WHAT YOU HAVE TO DO:
Go through the entries below and pick out every line with "design".

ENTRIES SHOWN:
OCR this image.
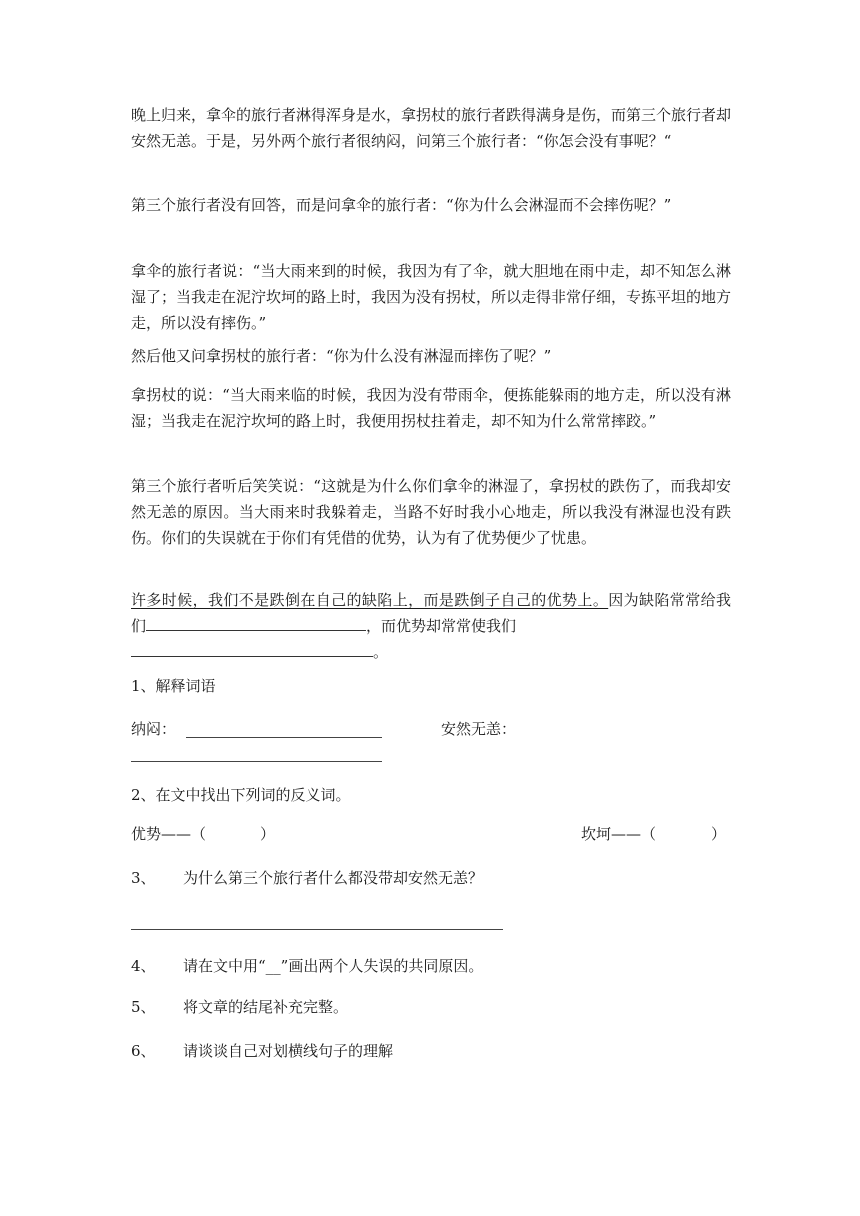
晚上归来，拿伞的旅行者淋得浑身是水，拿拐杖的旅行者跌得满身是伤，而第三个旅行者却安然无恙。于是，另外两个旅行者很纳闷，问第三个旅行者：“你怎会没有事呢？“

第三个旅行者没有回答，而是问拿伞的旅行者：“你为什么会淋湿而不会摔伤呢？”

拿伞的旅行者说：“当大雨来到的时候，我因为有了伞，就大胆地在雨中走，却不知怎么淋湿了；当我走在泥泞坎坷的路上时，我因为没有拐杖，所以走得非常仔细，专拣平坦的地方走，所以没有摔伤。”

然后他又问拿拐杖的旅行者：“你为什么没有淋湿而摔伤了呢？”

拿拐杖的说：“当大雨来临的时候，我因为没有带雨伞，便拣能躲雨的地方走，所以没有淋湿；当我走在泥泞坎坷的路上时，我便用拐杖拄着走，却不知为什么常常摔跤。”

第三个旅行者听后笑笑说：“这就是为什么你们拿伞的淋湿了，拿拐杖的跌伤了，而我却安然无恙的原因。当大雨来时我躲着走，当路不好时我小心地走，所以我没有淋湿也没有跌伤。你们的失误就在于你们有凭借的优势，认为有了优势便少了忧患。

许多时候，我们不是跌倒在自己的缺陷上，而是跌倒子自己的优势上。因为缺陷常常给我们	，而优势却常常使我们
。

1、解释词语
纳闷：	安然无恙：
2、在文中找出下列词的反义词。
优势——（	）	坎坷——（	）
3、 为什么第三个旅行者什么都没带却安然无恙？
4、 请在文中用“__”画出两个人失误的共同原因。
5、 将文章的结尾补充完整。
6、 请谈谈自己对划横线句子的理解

---

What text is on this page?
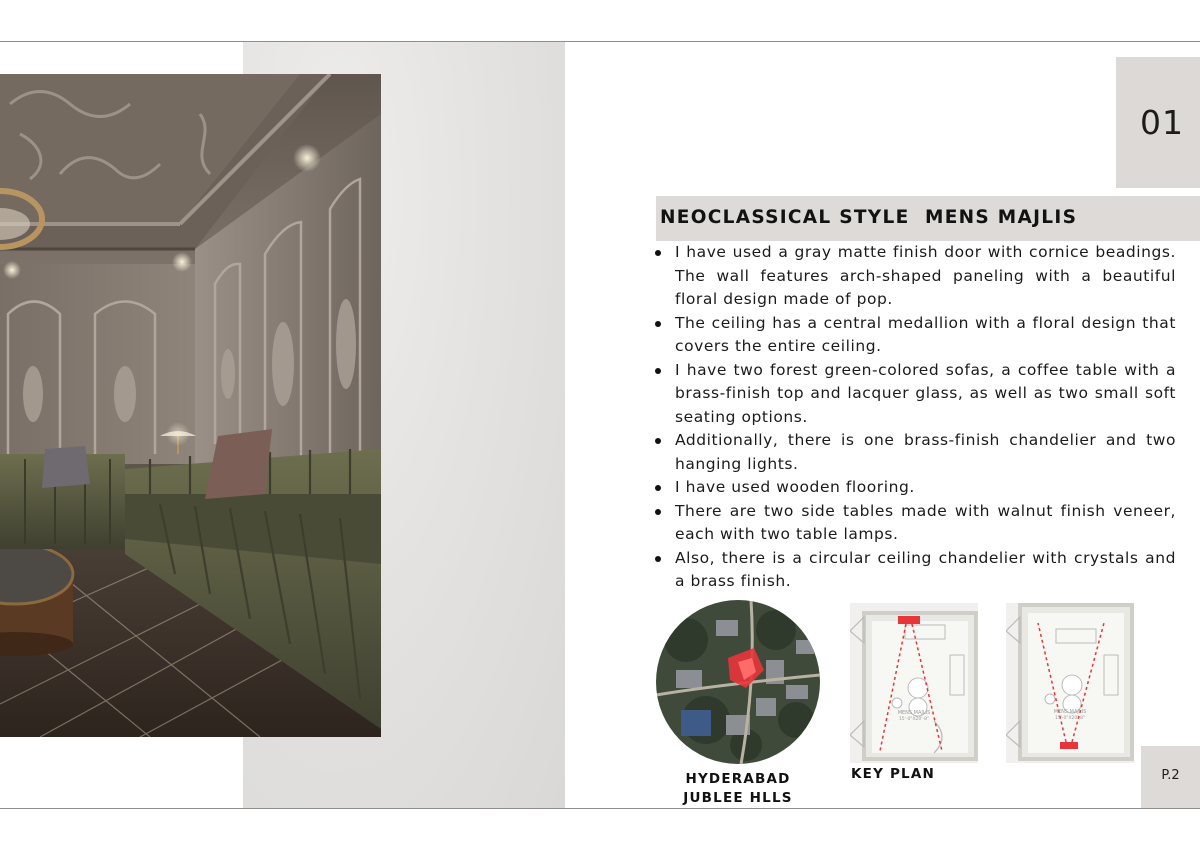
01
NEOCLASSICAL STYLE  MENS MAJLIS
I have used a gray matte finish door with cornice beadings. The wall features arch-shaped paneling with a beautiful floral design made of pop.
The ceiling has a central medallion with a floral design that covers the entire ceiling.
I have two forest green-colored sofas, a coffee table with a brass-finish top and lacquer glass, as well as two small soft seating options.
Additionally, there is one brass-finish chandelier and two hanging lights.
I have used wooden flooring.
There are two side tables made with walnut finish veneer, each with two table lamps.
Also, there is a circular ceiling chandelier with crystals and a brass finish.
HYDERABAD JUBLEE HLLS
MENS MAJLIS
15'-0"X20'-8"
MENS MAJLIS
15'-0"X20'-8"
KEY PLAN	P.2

RESPONSE BELOW:
I have used a gray matte finish door with cornice beadings. The wall features arch-shaped paneling with a beautiful floral design made of pop.
The ceiling has a central medallion with a floral design that covers the entire ceiling.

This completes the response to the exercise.